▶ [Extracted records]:

▶

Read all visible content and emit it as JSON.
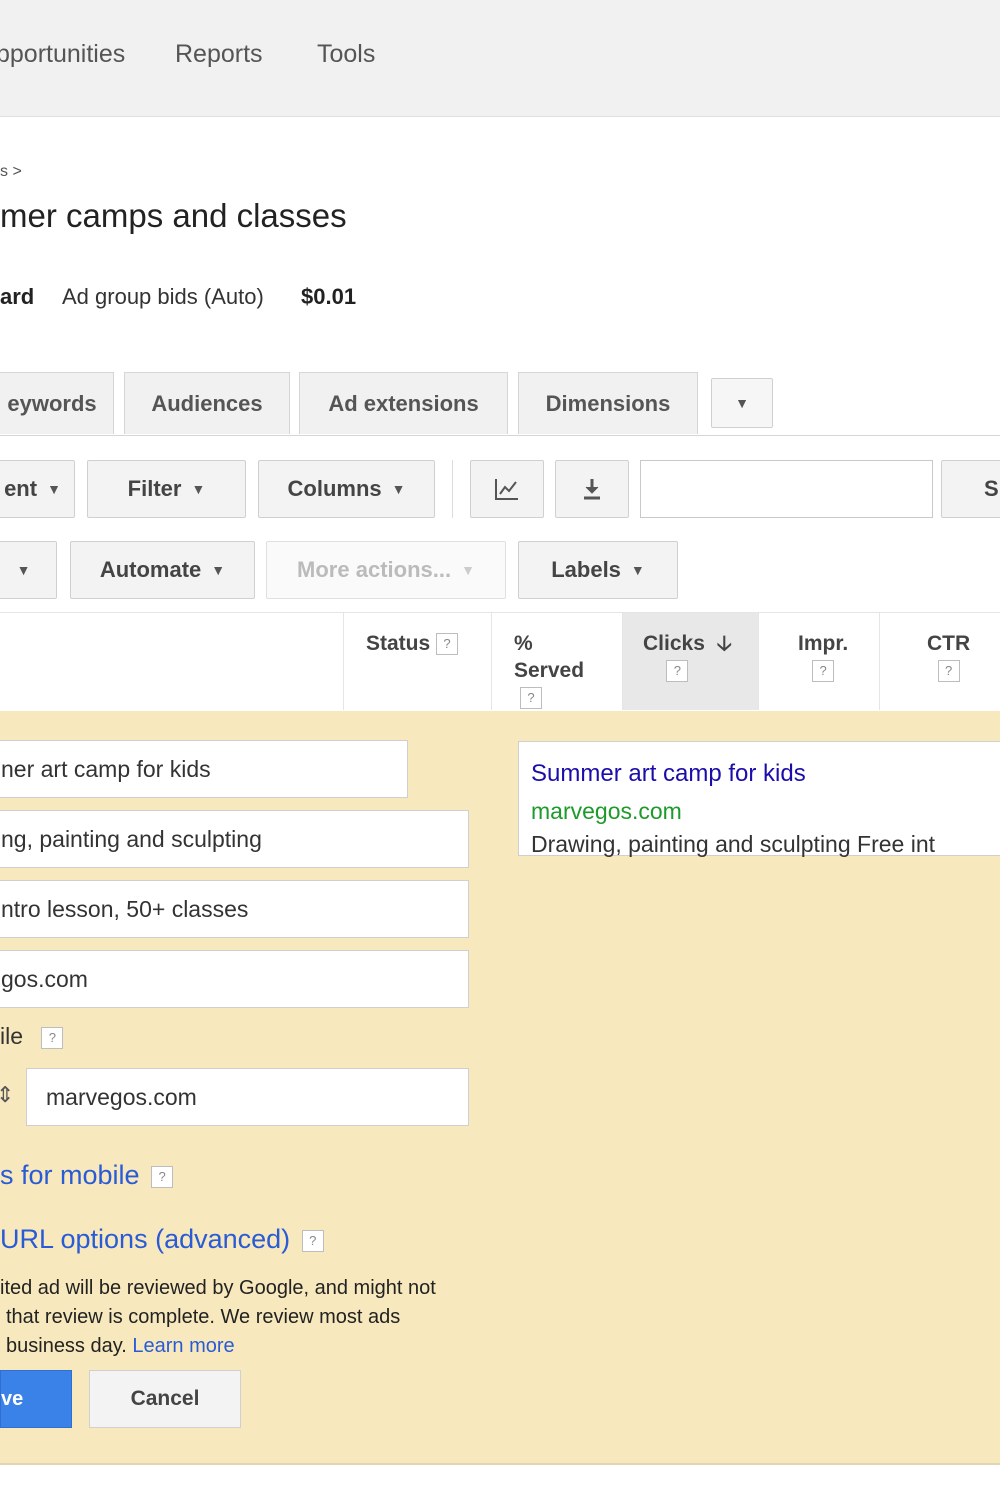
{
  "nav": {
    "opportunities": "pportunities",
    "reports": "Reports",
    "tools": "Tools"
  },
  "breadcrumb": "s >",
  "page_title": "mer camps and classes",
  "bid": {
    "left_label": "ard",
    "label": "Ad group bids (Auto)",
    "value": "$0.01"
  },
  "tabs": {
    "keywords": "eywords",
    "audiences": "Audiences",
    "ad_extensions": "Ad extensions",
    "dimensions": "Dimensions"
  },
  "toolbar": {
    "segment": "ent",
    "filter": "Filter",
    "columns": "Columns",
    "search_value": "",
    "search_button": "S",
    "automate": "Automate",
    "more_actions": "More actions...",
    "labels": "Labels"
  },
  "columns": {
    "status": "Status",
    "served_line1": "%",
    "served_line2": "Served",
    "clicks": "Clicks",
    "impr": "Impr.",
    "ctr": "CTR",
    "help": "?"
  },
  "form": {
    "headline": "ner art camp for kids",
    "description1": "ng, painting and sculpting",
    "description2": "ntro lesson, 50+ classes",
    "display_url": "gos.com",
    "mobile_label": "ile",
    "final_url_value": "marvegos.com",
    "urls_for_mobile": "s for mobile",
    "url_options": "URL options (advanced)"
  },
  "preview": {
    "headline": "Summer art camp for kids",
    "url": "marvegos.com",
    "description": "Drawing, painting and sculpting Free int"
  },
  "review": {
    "line1": "ited ad will be reviewed by Google, and might not",
    "line2": "that review is complete. We review most ads",
    "line3": "business day.",
    "learn_more": "Learn more"
  },
  "buttons": {
    "save": "ve",
    "cancel": "Cancel"
  },
  "colors": {
    "panel_bg": "#f7e9bd",
    "link": "#2a5bd7",
    "ad_headline": "#1a0dab",
    "ad_url": "#1e9a2a",
    "save_button": "#3b82e8"
  }
}
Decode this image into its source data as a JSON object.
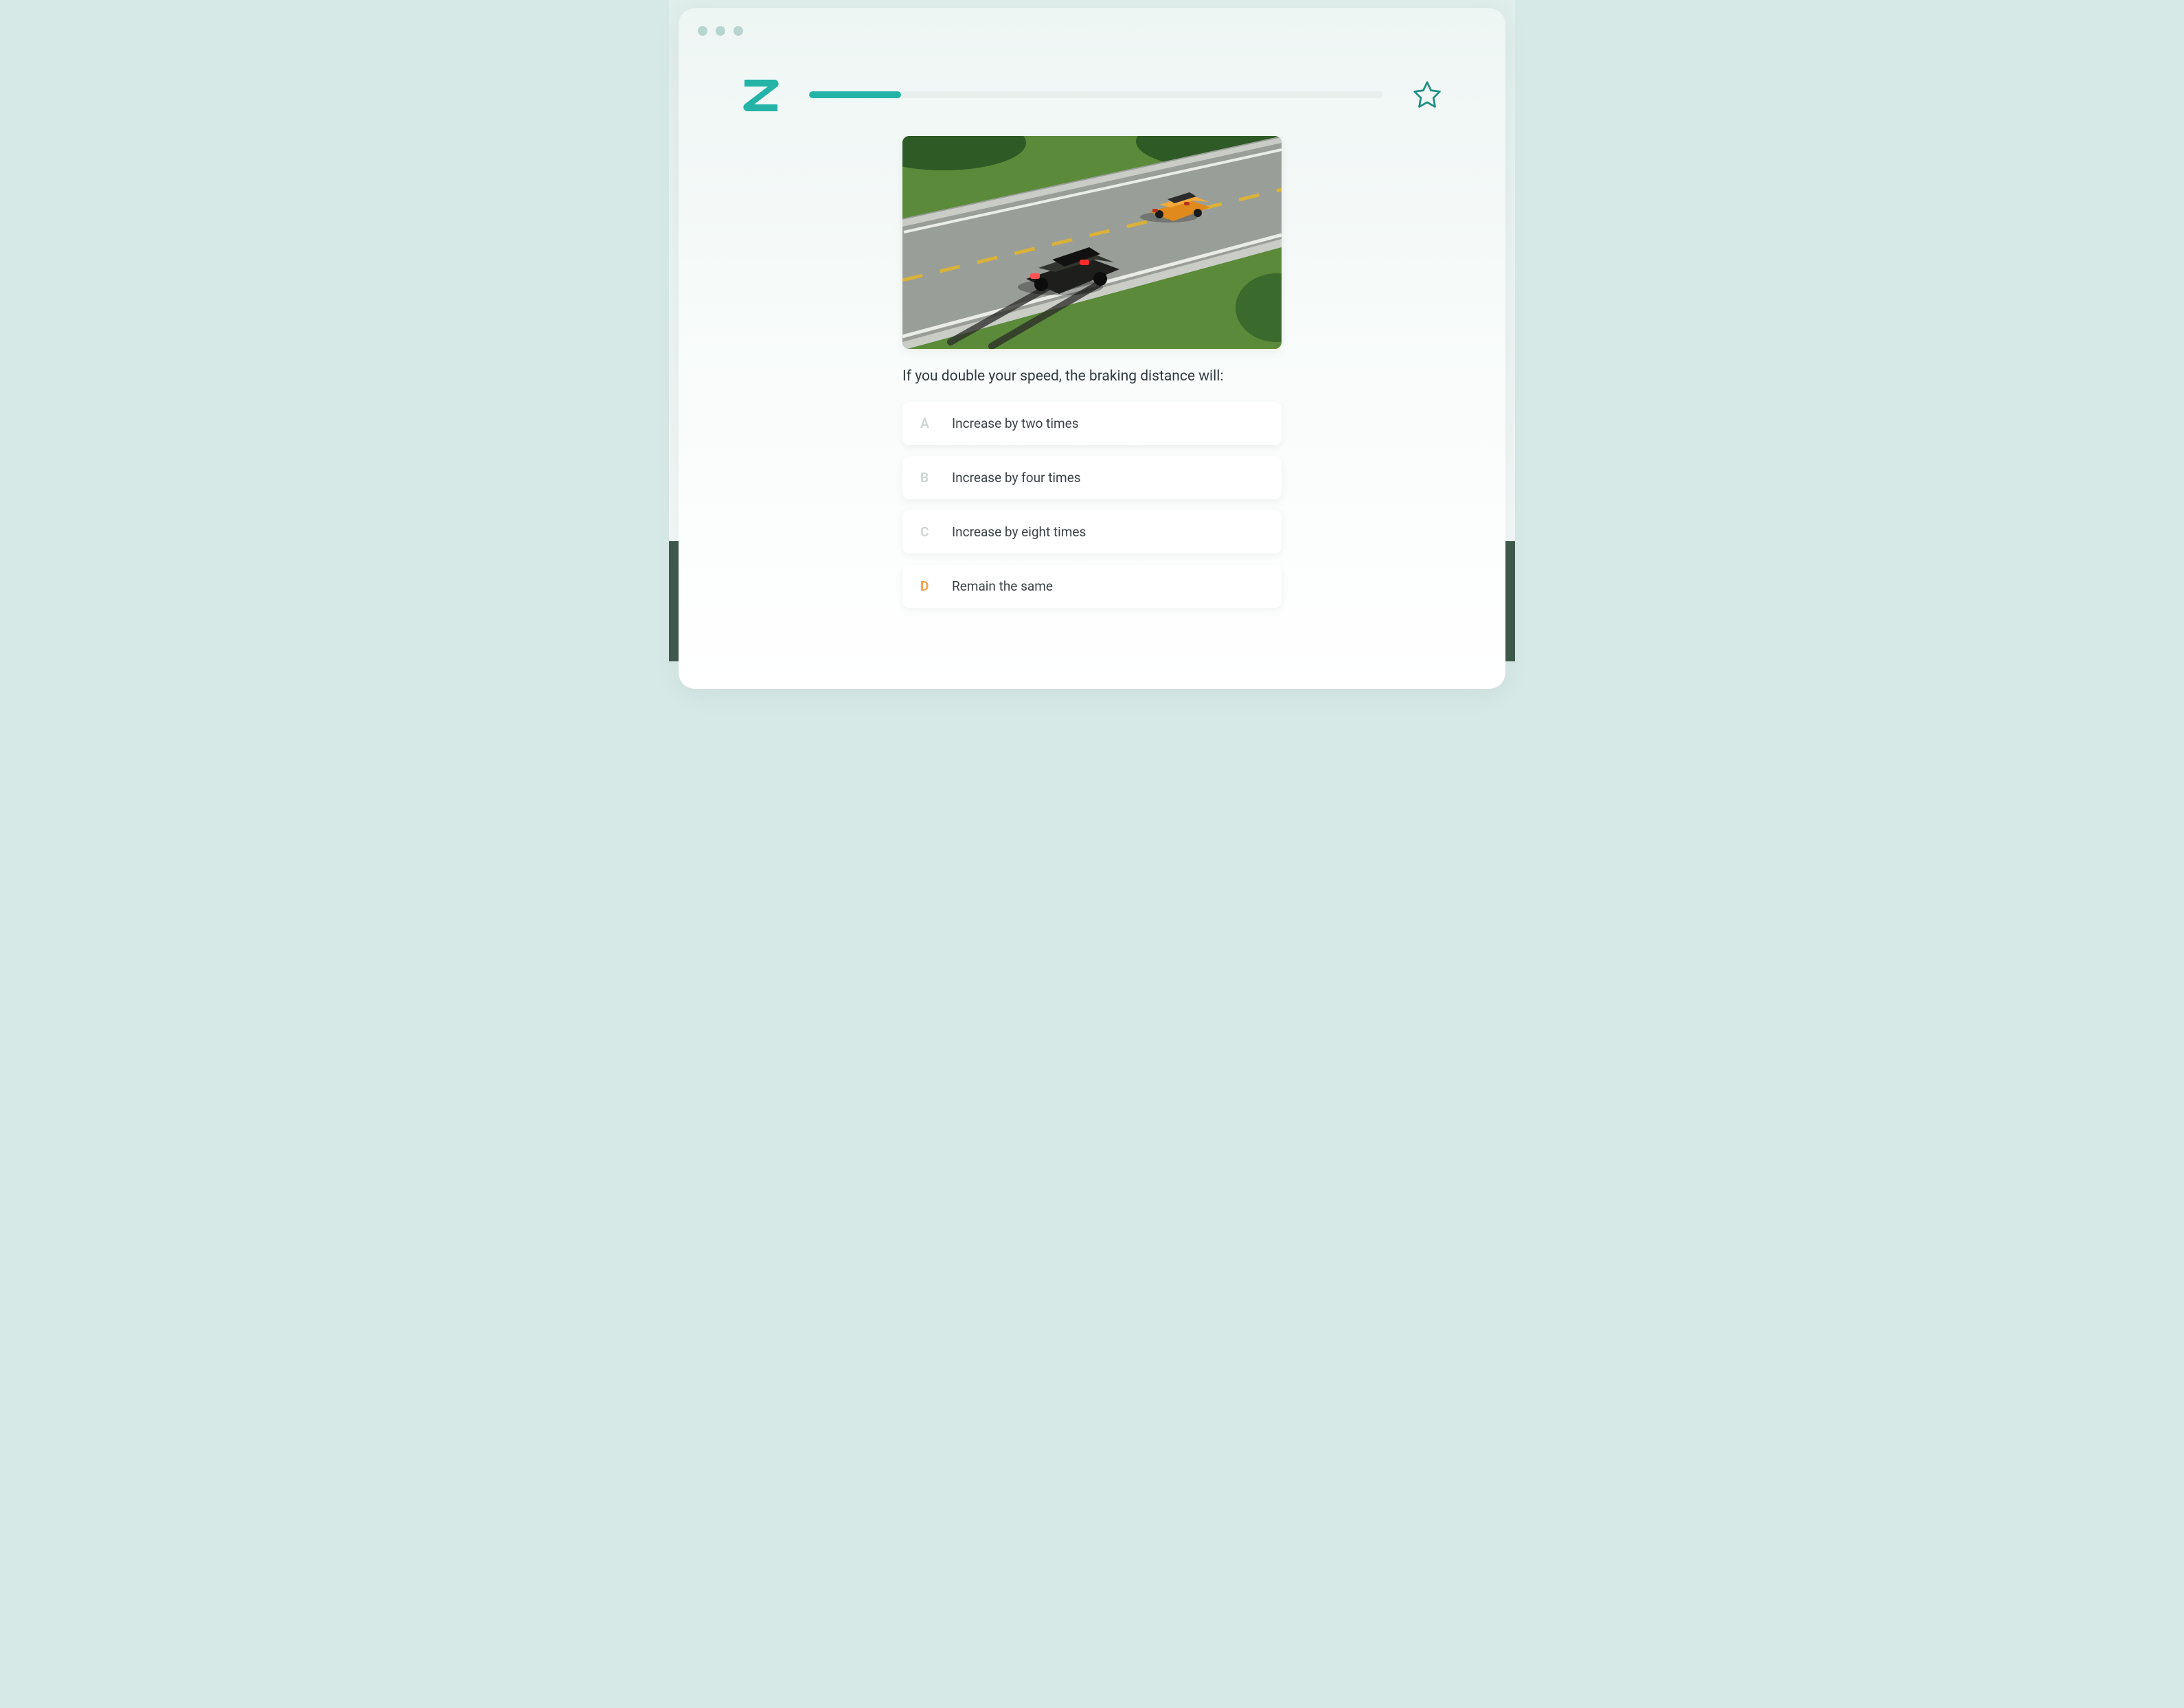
{
  "brand": {
    "logo_letter": "Z"
  },
  "progress": {
    "percent": 16
  },
  "question": {
    "image_alt": "Two cars on a two-lane road, the nearer dark car is braking leaving skid marks behind an orange car ahead",
    "text": "If you double your speed, the braking distance will:"
  },
  "answers": [
    {
      "letter": "A",
      "label": "Increase by two times",
      "highlight": false
    },
    {
      "letter": "B",
      "label": "Increase by four times",
      "highlight": false
    },
    {
      "letter": "C",
      "label": "Increase by eight times",
      "highlight": false
    },
    {
      "letter": "D",
      "label": "Remain the same",
      "highlight": true
    }
  ],
  "icons": {
    "star": "favorite-star"
  }
}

◀

▶ [Given instruction]:
Scan the lines for the string "painting". Copy out each line that matches.

▶ [Full response]:
    "description1": "ng, painting and sculpting",
    "description": "Drawing, painting and sculpting Free int"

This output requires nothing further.